Reproduce the listing word for word. Skip any image.

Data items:
>>>

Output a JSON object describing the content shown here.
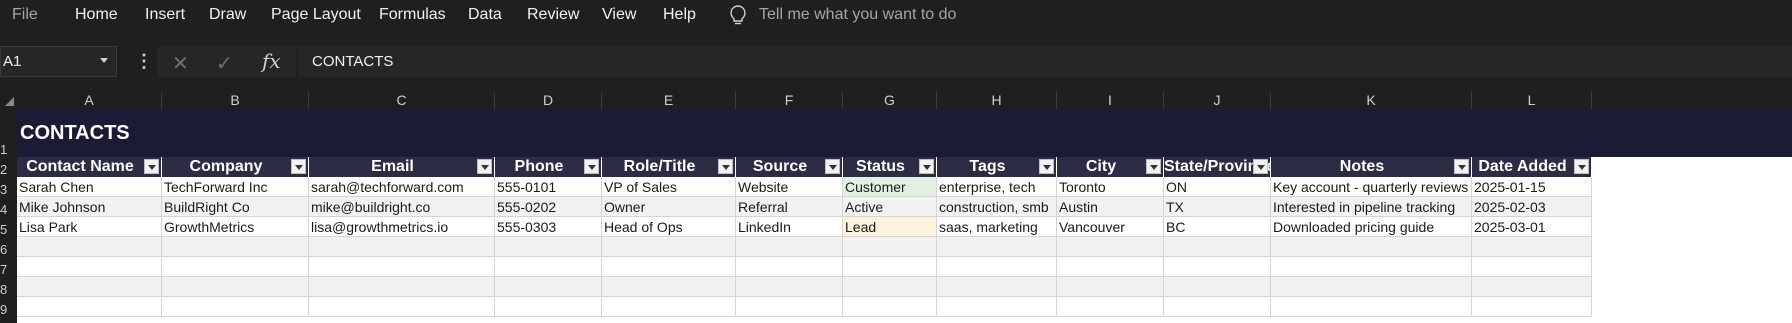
{
  "menu": {
    "file": "File",
    "items": [
      "Home",
      "Insert",
      "Draw",
      "Page Layout",
      "Formulas",
      "Data",
      "Review",
      "View",
      "Help"
    ],
    "tellme": "Tell me what you want to do"
  },
  "formula_bar": {
    "name_box": "A1",
    "formula": "CONTACTS"
  },
  "columns": [
    "A",
    "B",
    "C",
    "D",
    "E",
    "F",
    "G",
    "H",
    "I",
    "J",
    "K",
    "L"
  ],
  "rows": [
    "1",
    "2",
    "3",
    "4",
    "5",
    "6",
    "7",
    "8",
    "9"
  ],
  "sheet": {
    "title": "CONTACTS",
    "headers": [
      "Contact Name",
      "Company",
      "Email",
      "Phone",
      "Role/Title",
      "Source",
      "Status",
      "Tags",
      "City",
      "State/Province",
      "Notes",
      "Date Added"
    ],
    "records": [
      [
        "Sarah Chen",
        "TechForward Inc",
        "sarah@techforward.com",
        "555-0101",
        "VP of Sales",
        "Website",
        "Customer",
        "enterprise, tech",
        "Toronto",
        "ON",
        "Key account - quarterly reviews",
        "2025-01-15"
      ],
      [
        "Mike Johnson",
        "BuildRight Co",
        "mike@buildright.co",
        "555-0202",
        "Owner",
        "Referral",
        "Active",
        "construction, smb",
        "Austin",
        "TX",
        "Interested in pipeline tracking",
        "2025-02-03"
      ],
      [
        "Lisa Park",
        "GrowthMetrics",
        "lisa@growthmetrics.io",
        "555-0303",
        "Head of Ops",
        "LinkedIn",
        "Lead",
        "saas, marketing",
        "Vancouver",
        "BC",
        "Downloaded pricing guide",
        "2025-03-01"
      ]
    ],
    "status_colors": {
      "Customer": "#e2f0e2",
      "Active": "#f2f2f2",
      "Lead": "#fdf3dc"
    }
  },
  "colors": {
    "app_bg": "#1f1f1f",
    "title_bg": "#1b1b36",
    "header_bg": "#2c2c45",
    "stripe": "#f2f2f2"
  }
}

<<<

* [RESPONSE TO THE EXERCISE]
Output a JSON object describing the content shown here.
{
  "menu": {
    "file": "File",
    "items": [
      "Home",
      "Insert",
      "Draw",
      "Page Layout",
      "Formulas",
      "Data",
      "Review",
      "View",
      "Help"
    ],
    "tellme": "Tell me what you want to do"
  },
  "formula_bar": {
    "name_box": "A1",
    "formula": "CONTACTS"
  },
  "columns": [
    "A",
    "B",
    "C",
    "D",
    "E",
    "F",
    "G",
    "H",
    "I",
    "J",
    "K",
    "L"
  ],
  "rows": [
    "1",
    "2",
    "3",
    "4",
    "5",
    "6",
    "7",
    "8",
    "9"
  ],
  "sheet": {
    "title": "CONTACTS",
    "headers": [
      "Contact Name",
      "Company",
      "Email",
      "Phone",
      "Role/Title",
      "Source",
      "Status",
      "Tags",
      "City",
      "State/Province",
      "Notes",
      "Date Added"
    ],
    "records": [
      [
        "Sarah Chen",
        "TechForward Inc",
        "sarah@techforward.com",
        "555-0101",
        "VP of Sales",
        "Website",
        "Customer",
        "enterprise, tech",
        "Toronto",
        "ON",
        "Key account - quarterly reviews",
        "2025-01-15"
      ],
      [
        "Mike Johnson",
        "BuildRight Co",
        "mike@buildright.co",
        "555-0202",
        "Owner",
        "Referral",
        "Active",
        "construction, smb",
        "Austin",
        "TX",
        "Interested in pipeline tracking",
        "2025-02-03"
      ],
      [
        "Lisa Park",
        "GrowthMetrics",
        "lisa@growthmetrics.io",
        "555-0303",
        "Head of Ops",
        "LinkedIn",
        "Lead",
        "saas, marketing",
        "Vancouver",
        "BC",
        "Downloaded pricing guide",
        "2025-03-01"
      ]
    ],
    "status_colors": {
      "Customer": "#e2f0e2",
      "Active": "#f2f2f2",
      "Lead": "#fdf3dc"
    }
  },
  "colors": {
    "app_bg": "#1f1f1f",
    "title_bg": "#1b1b36",
    "header_bg": "#2c2c45",
    "stripe": "#f2f2f2"
  }
}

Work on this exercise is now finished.